§ **CHALLENGE**
State how many lines contain "sóng", and write nothing except that count.

§ **DATASET RECORDS**

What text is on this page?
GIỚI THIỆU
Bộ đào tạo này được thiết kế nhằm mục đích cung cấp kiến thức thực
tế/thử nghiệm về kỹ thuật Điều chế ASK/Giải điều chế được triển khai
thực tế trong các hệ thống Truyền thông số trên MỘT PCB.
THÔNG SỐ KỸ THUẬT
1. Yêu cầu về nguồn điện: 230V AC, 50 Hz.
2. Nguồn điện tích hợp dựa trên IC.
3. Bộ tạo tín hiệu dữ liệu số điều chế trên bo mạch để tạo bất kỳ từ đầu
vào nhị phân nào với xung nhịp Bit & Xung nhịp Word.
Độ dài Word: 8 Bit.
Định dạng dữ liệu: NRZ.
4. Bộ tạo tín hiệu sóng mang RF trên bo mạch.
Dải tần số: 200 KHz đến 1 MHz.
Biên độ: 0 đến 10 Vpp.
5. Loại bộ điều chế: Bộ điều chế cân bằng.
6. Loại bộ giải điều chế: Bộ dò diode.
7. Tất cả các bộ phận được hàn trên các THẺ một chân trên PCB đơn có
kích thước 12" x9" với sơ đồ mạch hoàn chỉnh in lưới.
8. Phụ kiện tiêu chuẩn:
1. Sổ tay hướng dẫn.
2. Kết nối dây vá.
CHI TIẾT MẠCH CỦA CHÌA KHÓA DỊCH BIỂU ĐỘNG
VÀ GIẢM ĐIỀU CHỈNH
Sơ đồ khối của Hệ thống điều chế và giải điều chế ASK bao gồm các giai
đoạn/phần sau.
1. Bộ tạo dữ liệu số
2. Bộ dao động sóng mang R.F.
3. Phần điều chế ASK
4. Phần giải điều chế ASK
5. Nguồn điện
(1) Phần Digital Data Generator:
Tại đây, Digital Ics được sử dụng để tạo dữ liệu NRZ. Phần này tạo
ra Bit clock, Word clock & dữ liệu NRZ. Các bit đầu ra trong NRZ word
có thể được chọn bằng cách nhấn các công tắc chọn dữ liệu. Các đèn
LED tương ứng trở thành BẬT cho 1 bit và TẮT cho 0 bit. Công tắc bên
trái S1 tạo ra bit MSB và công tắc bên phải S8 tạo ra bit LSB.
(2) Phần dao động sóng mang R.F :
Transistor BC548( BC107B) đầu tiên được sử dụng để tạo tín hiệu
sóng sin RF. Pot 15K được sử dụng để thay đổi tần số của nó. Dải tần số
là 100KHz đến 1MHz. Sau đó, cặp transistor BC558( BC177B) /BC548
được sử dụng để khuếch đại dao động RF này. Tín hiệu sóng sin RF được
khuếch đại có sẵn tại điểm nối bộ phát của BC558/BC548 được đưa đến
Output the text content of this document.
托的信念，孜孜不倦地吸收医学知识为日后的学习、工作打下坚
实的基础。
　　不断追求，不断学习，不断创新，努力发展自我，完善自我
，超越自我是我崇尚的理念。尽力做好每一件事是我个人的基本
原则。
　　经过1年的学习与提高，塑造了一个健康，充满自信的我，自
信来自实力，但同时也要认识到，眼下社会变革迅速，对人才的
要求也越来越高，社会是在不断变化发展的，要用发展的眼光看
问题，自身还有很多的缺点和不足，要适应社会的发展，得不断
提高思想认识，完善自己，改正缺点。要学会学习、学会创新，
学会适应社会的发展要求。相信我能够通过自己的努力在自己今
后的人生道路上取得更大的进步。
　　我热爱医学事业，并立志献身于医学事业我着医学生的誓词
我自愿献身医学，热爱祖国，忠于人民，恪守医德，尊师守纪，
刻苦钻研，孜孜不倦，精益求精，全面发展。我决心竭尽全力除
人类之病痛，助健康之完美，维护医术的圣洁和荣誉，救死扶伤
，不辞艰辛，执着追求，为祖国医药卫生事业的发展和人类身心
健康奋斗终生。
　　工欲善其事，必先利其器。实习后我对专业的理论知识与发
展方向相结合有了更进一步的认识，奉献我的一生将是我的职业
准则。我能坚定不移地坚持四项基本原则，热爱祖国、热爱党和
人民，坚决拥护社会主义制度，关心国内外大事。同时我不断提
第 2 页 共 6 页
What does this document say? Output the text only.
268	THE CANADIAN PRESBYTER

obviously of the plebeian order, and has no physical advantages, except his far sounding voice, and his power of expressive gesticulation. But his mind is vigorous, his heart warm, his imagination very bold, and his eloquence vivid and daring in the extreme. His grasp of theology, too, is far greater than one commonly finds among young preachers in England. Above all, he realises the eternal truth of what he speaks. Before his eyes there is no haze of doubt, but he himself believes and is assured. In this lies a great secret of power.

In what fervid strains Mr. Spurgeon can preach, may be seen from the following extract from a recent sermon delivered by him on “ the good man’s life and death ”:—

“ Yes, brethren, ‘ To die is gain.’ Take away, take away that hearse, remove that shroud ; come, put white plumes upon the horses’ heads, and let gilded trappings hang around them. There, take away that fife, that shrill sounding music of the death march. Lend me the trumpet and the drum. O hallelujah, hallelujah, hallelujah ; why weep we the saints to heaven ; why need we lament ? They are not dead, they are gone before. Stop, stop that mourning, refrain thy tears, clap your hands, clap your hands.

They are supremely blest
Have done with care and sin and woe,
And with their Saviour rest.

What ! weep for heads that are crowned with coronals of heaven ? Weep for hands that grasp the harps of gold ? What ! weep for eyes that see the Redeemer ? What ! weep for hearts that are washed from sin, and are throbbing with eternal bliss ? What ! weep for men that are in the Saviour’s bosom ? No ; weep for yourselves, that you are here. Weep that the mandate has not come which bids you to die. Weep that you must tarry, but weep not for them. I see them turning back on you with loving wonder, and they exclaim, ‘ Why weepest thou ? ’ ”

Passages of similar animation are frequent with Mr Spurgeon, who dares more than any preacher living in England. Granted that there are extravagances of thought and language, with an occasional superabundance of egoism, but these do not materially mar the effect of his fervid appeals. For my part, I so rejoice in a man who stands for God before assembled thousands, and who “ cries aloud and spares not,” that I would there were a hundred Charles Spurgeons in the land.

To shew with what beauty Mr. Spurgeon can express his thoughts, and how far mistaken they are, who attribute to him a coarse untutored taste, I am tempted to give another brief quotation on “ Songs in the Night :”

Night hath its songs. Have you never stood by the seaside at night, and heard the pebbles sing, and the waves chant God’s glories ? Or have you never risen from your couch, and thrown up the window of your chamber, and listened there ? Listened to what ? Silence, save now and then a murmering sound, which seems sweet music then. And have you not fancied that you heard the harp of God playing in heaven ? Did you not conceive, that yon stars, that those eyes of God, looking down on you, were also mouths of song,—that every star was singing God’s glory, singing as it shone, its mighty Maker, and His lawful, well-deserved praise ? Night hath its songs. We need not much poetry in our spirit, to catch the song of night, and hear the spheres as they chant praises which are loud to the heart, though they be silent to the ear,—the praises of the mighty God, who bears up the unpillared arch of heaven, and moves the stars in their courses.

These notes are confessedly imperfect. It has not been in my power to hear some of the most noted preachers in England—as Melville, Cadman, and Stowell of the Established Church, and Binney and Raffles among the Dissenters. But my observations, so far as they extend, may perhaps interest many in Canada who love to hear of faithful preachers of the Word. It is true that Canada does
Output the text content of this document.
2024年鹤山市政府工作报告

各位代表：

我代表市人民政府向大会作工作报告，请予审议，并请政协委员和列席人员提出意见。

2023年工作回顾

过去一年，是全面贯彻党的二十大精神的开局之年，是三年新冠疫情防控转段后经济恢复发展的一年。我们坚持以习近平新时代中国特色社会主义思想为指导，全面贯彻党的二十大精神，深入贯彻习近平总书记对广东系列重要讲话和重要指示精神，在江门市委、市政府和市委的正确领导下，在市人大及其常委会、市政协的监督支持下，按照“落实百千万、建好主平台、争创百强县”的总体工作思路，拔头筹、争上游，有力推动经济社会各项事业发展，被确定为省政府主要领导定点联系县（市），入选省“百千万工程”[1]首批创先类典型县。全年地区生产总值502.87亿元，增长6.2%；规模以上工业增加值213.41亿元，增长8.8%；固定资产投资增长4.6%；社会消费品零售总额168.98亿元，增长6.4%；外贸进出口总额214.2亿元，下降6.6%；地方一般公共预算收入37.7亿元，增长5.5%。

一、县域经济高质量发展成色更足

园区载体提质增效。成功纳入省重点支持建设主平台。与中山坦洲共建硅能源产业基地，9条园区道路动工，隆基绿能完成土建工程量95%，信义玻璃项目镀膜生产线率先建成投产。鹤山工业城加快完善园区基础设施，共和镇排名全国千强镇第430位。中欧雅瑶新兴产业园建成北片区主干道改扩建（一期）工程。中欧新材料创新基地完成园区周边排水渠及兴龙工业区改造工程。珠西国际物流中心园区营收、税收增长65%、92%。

§ **FINISHED TASK**
5